[BEGIN DATA FOR THIS EXERCISE]
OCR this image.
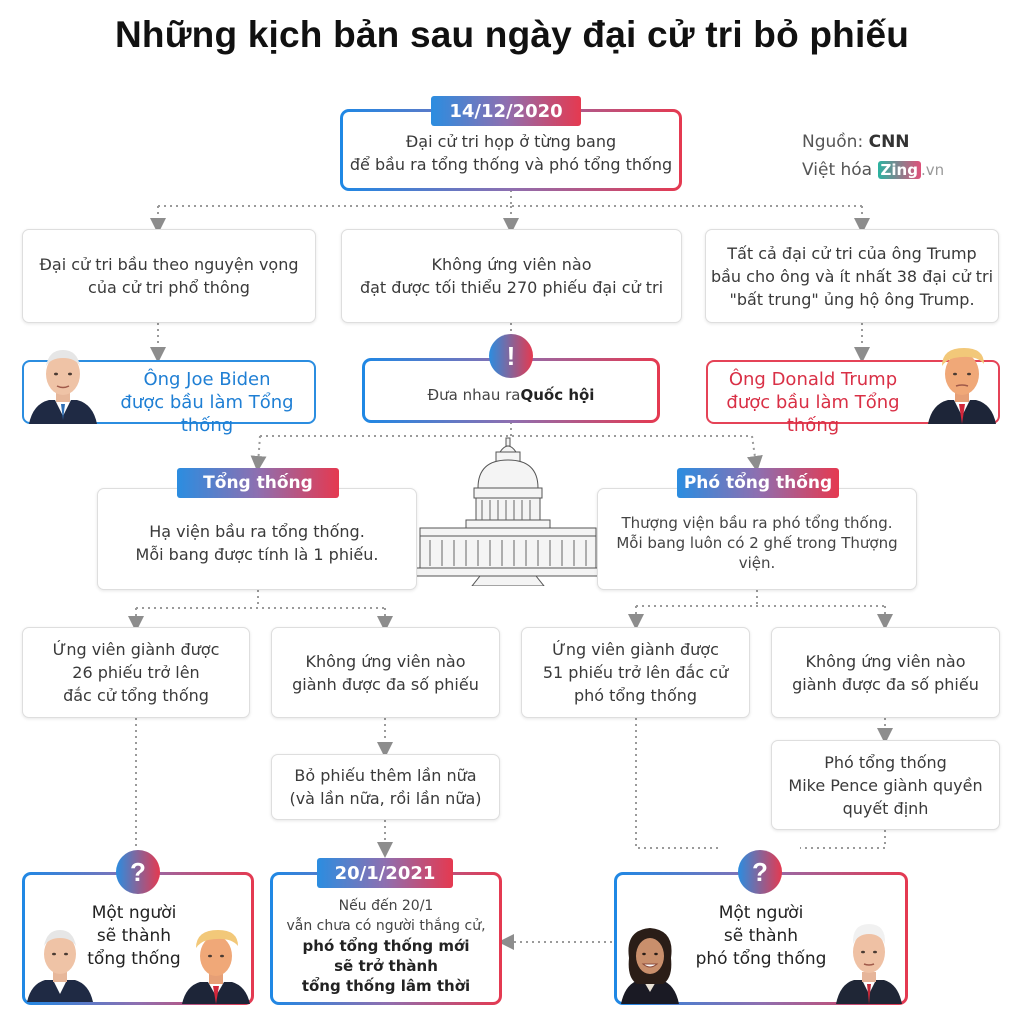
Những kịch bản sau ngày đại cử tri bỏ phiếu
Nguồn: CNN
Việt hóa Zing .vn
Đại cử tri họp ở từng bang
để bầu ra tổng thống và phó tổng thống
14/12/2020
Đại cử tri bầu theo nguyện vọng
của cử tri phổ thông
Không ứng viên nào
đạt được tối thiểu 270 phiếu đại cử tri
Tất cả đại cử tri của ông Trump
bầu cho ông và ít nhất 38 đại cử tri
"bất trung" ủng hộ ông Trump.
Ông Joe Biden
được bầu làm Tổng thống
Đưa nhau ra Quốc hội
!
Ông Donald Trump
được bầu làm Tổng thống
Hạ viện bầu ra tổng thống.
Mỗi bang được tính là 1 phiếu.
Tổng thống
Thượng viện bầu ra phó tổng thống.
Mỗi bang luôn có 2 ghế trong Thượng viện.
Phó tổng thống
Ứng viên giành được
26 phiếu trở lên
đắc cử tổng thống
Không ứng viên nào
giành được đa số phiếu
Ứng viên giành được
51 phiếu trở lên đắc cử
phó tổng thống
Không ứng viên nào
giành được đa số phiếu
Bỏ phiếu thêm lần nữa
(và lần nữa, rồi lần nữa)
Phó tổng thống
Mike Pence giành quyền
quyết định
Một người
sẽ thành
tổng thống
?
Nếu đến 20/1
vẫn chưa có người thắng cử,
phó tổng thống mới
sẽ trở thành
tổng thống lâm thời
20/1/2021
Một người
sẽ thành
phó tổng thống
?
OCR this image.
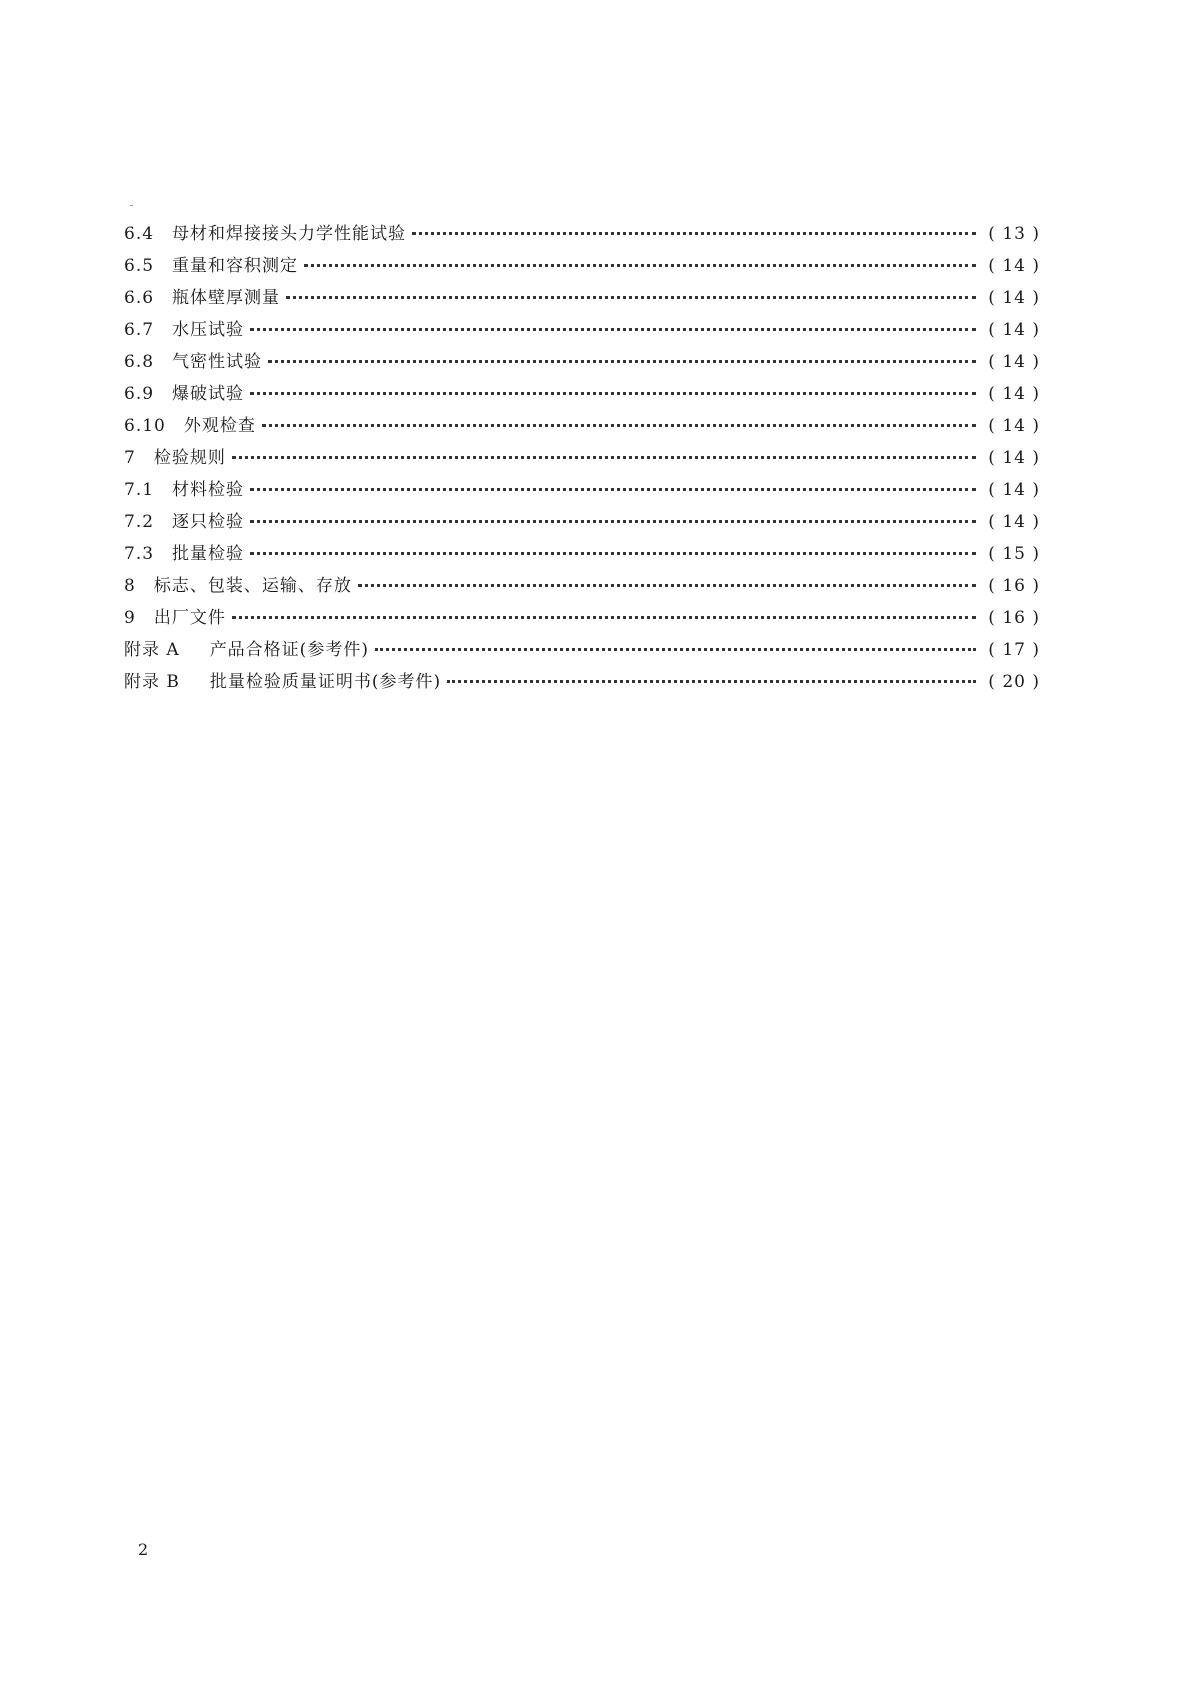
6.4 母材和焊接接头力学性能试验	( 13 )
6.5 重量和容积测定	( 14 )
6.6 瓶体壁厚测量	( 14 )
6.7 水压试验	( 14 )
6.8 气密性试验	( 14 )
6.9 爆破试验	( 14 )
6.10 外观检查	( 14 )
7 检验规则	( 14 )
7.1 材料检验	( 14 )
7.2 逐只检验	( 14 )
7.3 批量检验	( 15 )
8 标志、包装、运输、存放	( 16 )
9 出厂文件	( 16 )
附录 A 产品合格证(参考件)	( 17 )
附录 B 批量检验质量证明书(参考件)	( 20 )
2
[END DATA FOR THIS EXERCISE]
DIRECTIVE:
Identify which lines contain the word "bang" and copy each one.

COMPLETE ANSWER:
Đại cử tri họp ở từng bang
Mỗi bang được tính là 1 phiếu.
Mỗi bang luôn có 2 ghế trong Thượng viện.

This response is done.